··· AVAILABLE DATA
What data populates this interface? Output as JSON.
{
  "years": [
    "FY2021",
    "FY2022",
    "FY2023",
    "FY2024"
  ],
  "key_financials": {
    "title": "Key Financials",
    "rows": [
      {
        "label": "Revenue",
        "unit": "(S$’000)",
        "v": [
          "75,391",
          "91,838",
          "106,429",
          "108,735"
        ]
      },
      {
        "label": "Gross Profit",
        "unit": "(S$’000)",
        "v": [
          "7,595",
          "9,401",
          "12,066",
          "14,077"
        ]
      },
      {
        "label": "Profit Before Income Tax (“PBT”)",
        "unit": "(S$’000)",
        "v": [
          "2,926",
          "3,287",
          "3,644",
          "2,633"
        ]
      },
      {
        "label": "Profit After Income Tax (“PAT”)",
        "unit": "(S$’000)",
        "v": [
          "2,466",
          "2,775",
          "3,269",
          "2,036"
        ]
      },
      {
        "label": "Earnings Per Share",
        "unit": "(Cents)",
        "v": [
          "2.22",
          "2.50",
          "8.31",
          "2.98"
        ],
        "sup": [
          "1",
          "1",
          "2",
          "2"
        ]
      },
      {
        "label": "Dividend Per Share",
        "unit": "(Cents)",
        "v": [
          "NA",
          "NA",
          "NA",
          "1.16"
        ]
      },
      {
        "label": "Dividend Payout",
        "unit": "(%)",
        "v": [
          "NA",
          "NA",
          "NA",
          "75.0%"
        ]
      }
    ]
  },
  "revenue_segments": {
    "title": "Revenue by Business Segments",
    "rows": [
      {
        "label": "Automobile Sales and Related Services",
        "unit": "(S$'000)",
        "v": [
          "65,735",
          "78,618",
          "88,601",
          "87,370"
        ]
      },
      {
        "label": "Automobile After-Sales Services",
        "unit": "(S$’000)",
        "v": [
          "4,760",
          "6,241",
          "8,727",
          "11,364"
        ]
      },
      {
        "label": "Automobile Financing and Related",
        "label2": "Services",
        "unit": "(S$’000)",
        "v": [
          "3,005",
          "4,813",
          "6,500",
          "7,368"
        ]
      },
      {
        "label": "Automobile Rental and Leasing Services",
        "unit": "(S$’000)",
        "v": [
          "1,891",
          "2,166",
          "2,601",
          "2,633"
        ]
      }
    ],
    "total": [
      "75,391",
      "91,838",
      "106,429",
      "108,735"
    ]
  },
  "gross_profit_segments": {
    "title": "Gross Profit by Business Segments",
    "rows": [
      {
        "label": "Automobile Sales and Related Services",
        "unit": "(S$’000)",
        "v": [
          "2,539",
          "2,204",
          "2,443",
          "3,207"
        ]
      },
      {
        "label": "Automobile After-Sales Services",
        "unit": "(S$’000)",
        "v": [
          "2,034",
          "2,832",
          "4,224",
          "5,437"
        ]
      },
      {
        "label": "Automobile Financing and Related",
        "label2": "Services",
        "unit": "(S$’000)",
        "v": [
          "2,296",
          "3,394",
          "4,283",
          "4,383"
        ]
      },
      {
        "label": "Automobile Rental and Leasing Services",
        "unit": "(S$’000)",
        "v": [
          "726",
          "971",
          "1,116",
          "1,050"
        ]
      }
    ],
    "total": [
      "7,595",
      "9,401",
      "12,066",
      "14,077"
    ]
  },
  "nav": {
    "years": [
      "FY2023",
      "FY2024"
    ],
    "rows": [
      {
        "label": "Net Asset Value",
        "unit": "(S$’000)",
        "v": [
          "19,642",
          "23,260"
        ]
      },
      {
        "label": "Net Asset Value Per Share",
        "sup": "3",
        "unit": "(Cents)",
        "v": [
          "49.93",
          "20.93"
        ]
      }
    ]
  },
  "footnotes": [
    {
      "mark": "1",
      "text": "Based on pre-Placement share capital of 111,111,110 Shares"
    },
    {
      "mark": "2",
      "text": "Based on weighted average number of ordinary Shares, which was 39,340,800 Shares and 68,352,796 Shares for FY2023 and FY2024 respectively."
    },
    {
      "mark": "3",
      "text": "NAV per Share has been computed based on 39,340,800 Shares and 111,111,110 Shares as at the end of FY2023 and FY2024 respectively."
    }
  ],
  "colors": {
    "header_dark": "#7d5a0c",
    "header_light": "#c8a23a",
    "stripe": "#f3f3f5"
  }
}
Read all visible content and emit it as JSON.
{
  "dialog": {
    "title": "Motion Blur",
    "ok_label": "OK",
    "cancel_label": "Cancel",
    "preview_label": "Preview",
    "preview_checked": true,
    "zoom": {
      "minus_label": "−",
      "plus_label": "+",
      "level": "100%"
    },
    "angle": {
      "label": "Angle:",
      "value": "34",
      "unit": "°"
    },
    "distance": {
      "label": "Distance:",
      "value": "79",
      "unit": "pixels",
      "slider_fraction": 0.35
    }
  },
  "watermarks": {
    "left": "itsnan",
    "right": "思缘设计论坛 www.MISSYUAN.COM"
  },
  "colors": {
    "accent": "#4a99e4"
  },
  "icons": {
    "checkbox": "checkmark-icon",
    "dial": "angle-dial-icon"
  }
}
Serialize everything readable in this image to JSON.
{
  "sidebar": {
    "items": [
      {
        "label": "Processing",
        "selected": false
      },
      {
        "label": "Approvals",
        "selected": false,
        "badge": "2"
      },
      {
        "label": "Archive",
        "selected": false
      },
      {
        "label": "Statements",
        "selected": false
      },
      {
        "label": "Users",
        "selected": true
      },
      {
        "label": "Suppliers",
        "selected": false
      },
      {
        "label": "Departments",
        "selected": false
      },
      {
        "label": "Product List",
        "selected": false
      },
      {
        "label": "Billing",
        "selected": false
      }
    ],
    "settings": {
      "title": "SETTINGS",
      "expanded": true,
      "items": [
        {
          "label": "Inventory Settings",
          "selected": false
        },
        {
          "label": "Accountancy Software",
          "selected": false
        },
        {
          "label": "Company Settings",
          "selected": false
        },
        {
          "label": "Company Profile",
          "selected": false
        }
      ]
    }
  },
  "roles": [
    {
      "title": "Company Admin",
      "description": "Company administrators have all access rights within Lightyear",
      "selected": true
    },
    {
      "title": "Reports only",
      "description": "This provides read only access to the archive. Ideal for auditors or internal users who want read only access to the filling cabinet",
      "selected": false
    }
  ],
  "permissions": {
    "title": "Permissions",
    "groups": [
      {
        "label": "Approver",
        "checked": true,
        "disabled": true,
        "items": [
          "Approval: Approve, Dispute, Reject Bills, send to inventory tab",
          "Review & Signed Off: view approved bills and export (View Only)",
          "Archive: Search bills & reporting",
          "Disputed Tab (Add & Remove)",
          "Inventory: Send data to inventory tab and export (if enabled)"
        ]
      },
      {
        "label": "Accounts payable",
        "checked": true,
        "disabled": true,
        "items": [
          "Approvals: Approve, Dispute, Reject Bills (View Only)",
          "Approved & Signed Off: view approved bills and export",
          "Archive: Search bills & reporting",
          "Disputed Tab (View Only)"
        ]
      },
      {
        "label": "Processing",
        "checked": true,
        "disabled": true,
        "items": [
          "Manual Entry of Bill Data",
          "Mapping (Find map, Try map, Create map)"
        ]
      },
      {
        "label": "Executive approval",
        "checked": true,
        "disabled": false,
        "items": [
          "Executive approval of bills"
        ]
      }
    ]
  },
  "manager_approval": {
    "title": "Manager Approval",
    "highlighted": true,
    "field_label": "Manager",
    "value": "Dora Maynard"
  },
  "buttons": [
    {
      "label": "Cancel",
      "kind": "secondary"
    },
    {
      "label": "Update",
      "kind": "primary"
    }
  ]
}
······
EXERCISE
Give the material above again, word for word.

RESULT FOR THIS TASK
What data populates this interface? Output as JSON.
{
  "years": [
    "FY2021",
    "FY2022",
    "FY2023",
    "FY2024"
  ],
  "key_financials": {
    "title": "Key Financials",
    "rows": [
      {
        "label": "Revenue",
        "unit": "(S$’000)",
        "v": [
          "75,391",
          "91,838",
          "106,429",
          "108,735"
        ]
      },
      {
        "label": "Gross Profit",
        "unit": "(S$’000)",
        "v": [
          "7,595",
          "9,401",
          "12,066",
          "14,077"
        ]
      },
      {
        "label": "Profit Before Income Tax (“PBT”)",
        "unit": "(S$’000)",
        "v": [
          "2,926",
          "3,287",
          "3,644",
          "2,633"
        ]
      },
      {
        "label": "Profit After Income Tax (“PAT”)",
        "unit": "(S$’000)",
        "v": [
          "2,466",
          "2,775",
          "3,269",
          "2,036"
        ]
      },
      {
        "label": "Earnings Per Share",
        "unit": "(Cents)",
        "v": [
          "2.22",
          "2.50",
          "8.31",
          "2.98"
        ],
        "sup": [
          "1",
          "1",
          "2",
          "2"
        ]
      },
      {
        "label": "Dividend Per Share",
        "unit": "(Cents)",
        "v": [
          "NA",
          "NA",
          "NA",
          "1.16"
        ]
      },
      {
        "label": "Dividend Payout",
        "unit": "(%)",
        "v": [
          "NA",
          "NA",
          "NA",
          "75.0%"
        ]
      }
    ]
  },
  "revenue_segments": {
    "title": "Revenue by Business Segments",
    "rows": [
      {
        "label": "Automobile Sales and Related Services",
        "unit": "(S$'000)",
        "v": [
          "65,735",
          "78,618",
          "88,601",
          "87,370"
        ]
      },
      {
        "label": "Automobile After-Sales Services",
        "unit": "(S$’000)",
        "v": [
          "4,760",
          "6,241",
          "8,727",
          "11,364"
        ]
      },
      {
        "label": "Automobile Financing and Related",
        "label2": "Services",
        "unit": "(S$’000)",
        "v": [
          "3,005",
          "4,813",
          "6,500",
          "7,368"
        ]
      },
      {
        "label": "Automobile Rental and Leasing Services",
        "unit": "(S$’000)",
        "v": [
          "1,891",
          "2,166",
          "2,601",
          "2,633"
        ]
      }
    ],
    "total": [
      "75,391",
      "91,838",
      "106,429",
      "108,735"
    ]
  },
  "gross_profit_segments": {
    "title": "Gross Profit by Business Segments",
    "rows": [
      {
        "label": "Automobile Sales and Related Services",
        "unit": "(S$’000)",
        "v": [
          "2,539",
          "2,204",
          "2,443",
          "3,207"
        ]
      },
      {
        "label": "Automobile After-Sales Services",
        "unit": "(S$’000)",
        "v": [
          "2,034",
          "2,832",
          "4,224",
          "5,437"
        ]
      },
      {
        "label": "Automobile Financing and Related",
        "label2": "Services",
        "unit": "(S$’000)",
        "v": [
          "2,296",
          "3,394",
          "4,283",
          "4,383"
        ]
      },
      {
        "label": "Automobile Rental and Leasing Services",
        "unit": "(S$’000)",
        "v": [
          "726",
          "971",
          "1,116",
          "1,050"
        ]
      }
    ],
    "total": [
      "7,595",
      "9,401",
      "12,066",
      "14,077"
    ]
  },
  "nav": {
    "years": [
      "FY2023",
      "FY2024"
    ],
    "rows": [
      {
        "label": "Net Asset Value",
        "unit": "(S$’000)",
        "v": [
          "19,642",
          "23,260"
        ]
      },
      {
        "label": "Net Asset Value Per Share",
        "sup": "3",
        "unit": "(Cents)",
        "v": [
          "49.93",
          "20.93"
        ]
      }
    ]
  },
  "footnotes": [
    {
      "mark": "1",
      "text": "Based on pre-Placement share capital of 111,111,110 Shares"
    },
    {
      "mark": "2",
      "text": "Based on weighted average number of ordinary Shares, which was 39,340,800 Shares and 68,352,796 Shares for FY2023 and FY2024 respectively."
    },
    {
      "mark": "3",
      "text": "NAV per Share has been computed based on 39,340,800 Shares and 111,111,110 Shares as at the end of FY2023 and FY2024 respectively."
    }
  ],
  "colors": {
    "header_dark": "#7d5a0c",
    "header_light": "#c8a23a",
    "stripe": "#f3f3f5"
  }
}
Read all visible content and emit it as JSON.
{
  "dialog": {
    "title": "Motion Blur",
    "ok_label": "OK",
    "cancel_label": "Cancel",
    "preview_label": "Preview",
    "preview_checked": true,
    "zoom": {
      "minus_label": "−",
      "plus_label": "+",
      "level": "100%"
    },
    "angle": {
      "label": "Angle:",
      "value": "34",
      "unit": "°"
    },
    "distance": {
      "label": "Distance:",
      "value": "79",
      "unit": "pixels",
      "slider_fraction": 0.35
    }
  },
  "watermarks": {
    "left": "itsnan",
    "right": "思缘设计论坛 www.MISSYUAN.COM"
  },
  "colors": {
    "accent": "#4a99e4"
  },
  "icons": {
    "checkbox": "checkmark-icon",
    "dial": "angle-dial-icon"
  }
}
Serialize everything readable in this image to JSON.
{
  "sidebar": {
    "items": [
      {
        "label": "Processing",
        "selected": false
      },
      {
        "label": "Approvals",
        "selected": false,
        "badge": "2"
      },
      {
        "label": "Archive",
        "selected": false
      },
      {
        "label": "Statements",
        "selected": false
      },
      {
        "label": "Users",
        "selected": true
      },
      {
        "label": "Suppliers",
        "selected": false
      },
      {
        "label": "Departments",
        "selected": false
      },
      {
        "label": "Product List",
        "selected": false
      },
      {
        "label": "Billing",
        "selected": false
      }
    ],
    "settings": {
      "title": "SETTINGS",
      "expanded": true,
      "items": [
        {
          "label": "Inventory Settings",
          "selected": false
        },
        {
          "label": "Accountancy Software",
          "selected": false
        },
        {
          "label": "Company Settings",
          "selected": false
        },
        {
          "label": "Company Profile",
          "selected": false
        }
      ]
    }
  },
  "roles": [
    {
      "title": "Company Admin",
      "description": "Company administrators have all access rights within Lightyear",
      "selected": true
    },
    {
      "title": "Reports only",
      "description": "This provides read only access to the archive. Ideal for auditors or internal users who want read only access to the filling cabinet",
      "selected": false
    }
  ],
  "permissions": {
    "title": "Permissions",
    "groups": [
      {
        "label": "Approver",
        "checked": true,
        "disabled": true,
        "items": [
          "Approval: Approve, Dispute, Reject Bills, send to inventory tab",
          "Review & Signed Off: view approved bills and export (View Only)",
          "Archive: Search bills & reporting",
          "Disputed Tab (Add & Remove)",
          "Inventory: Send data to inventory tab and export (if enabled)"
        ]
      },
      {
        "label": "Accounts payable",
        "checked": true,
        "disabled": true,
        "items": [
          "Approvals: Approve, Dispute, Reject Bills (View Only)",
          "Approved & Signed Off: view approved bills and export",
          "Archive: Search bills & reporting",
          "Disputed Tab (View Only)"
        ]
      },
      {
        "label": "Processing",
        "checked": true,
        "disabled": true,
        "items": [
          "Manual Entry of Bill Data",
          "Mapping (Find map, Try map, Create map)"
        ]
      },
      {
        "label": "Executive approval",
        "checked": true,
        "disabled": false,
        "items": [
          "Executive approval of bills"
        ]
      }
    ]
  },
  "manager_approval": {
    "title": "Manager Approval",
    "highlighted": true,
    "field_label": "Manager",
    "value": "Dora Maynard"
  },
  "buttons": [
    {
      "label": "Cancel",
      "kind": "secondary"
    },
    {
      "label": "Update",
      "kind": "primary"
    }
  ]
}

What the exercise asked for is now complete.